* Written instruction *
Copy every line of the listing that holds the string "Editor".

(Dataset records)
<<<<

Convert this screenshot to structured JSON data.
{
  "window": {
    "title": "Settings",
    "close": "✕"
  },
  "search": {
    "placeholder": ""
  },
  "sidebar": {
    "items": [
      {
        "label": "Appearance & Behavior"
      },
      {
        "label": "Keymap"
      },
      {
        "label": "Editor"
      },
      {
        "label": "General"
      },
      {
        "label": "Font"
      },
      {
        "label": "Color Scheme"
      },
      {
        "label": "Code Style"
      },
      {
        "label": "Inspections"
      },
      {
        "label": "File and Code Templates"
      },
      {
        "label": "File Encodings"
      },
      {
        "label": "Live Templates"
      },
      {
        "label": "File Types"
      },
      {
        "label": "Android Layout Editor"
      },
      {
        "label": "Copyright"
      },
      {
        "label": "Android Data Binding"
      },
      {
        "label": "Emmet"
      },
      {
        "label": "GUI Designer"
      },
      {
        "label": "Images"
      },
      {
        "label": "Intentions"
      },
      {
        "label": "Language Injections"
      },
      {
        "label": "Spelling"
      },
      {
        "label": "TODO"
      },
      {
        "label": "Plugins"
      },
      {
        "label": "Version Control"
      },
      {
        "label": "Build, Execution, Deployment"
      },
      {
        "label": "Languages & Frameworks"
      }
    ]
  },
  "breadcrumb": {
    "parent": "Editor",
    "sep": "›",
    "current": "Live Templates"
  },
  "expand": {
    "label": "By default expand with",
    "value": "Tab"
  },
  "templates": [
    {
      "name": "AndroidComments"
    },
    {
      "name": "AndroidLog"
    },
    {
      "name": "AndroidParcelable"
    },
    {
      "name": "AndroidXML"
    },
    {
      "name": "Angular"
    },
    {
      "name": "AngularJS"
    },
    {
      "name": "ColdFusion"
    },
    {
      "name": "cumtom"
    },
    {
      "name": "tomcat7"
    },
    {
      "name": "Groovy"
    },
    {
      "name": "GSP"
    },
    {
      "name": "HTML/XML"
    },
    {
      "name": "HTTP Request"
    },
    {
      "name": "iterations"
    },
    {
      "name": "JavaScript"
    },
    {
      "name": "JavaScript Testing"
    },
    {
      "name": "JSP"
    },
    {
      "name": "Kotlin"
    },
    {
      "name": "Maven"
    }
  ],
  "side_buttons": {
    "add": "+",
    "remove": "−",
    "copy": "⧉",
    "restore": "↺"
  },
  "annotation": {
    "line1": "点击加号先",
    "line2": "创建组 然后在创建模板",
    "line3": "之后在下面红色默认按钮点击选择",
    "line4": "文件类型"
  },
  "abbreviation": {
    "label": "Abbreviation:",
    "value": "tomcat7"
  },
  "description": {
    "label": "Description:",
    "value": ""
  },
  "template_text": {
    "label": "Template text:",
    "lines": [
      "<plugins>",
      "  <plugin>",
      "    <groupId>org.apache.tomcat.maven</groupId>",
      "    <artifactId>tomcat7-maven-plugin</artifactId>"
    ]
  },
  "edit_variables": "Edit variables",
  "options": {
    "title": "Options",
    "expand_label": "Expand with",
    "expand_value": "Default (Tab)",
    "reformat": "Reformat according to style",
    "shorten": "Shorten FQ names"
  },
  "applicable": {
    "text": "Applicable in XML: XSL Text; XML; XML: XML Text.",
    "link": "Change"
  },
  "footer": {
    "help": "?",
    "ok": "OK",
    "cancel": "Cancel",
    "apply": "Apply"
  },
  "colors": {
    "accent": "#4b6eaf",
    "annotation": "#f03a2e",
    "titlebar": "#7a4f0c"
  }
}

>>>>

* Complete answer *
        "label": "Editor"
        "label": "Android Layout Editor"
    "parent": "Editor",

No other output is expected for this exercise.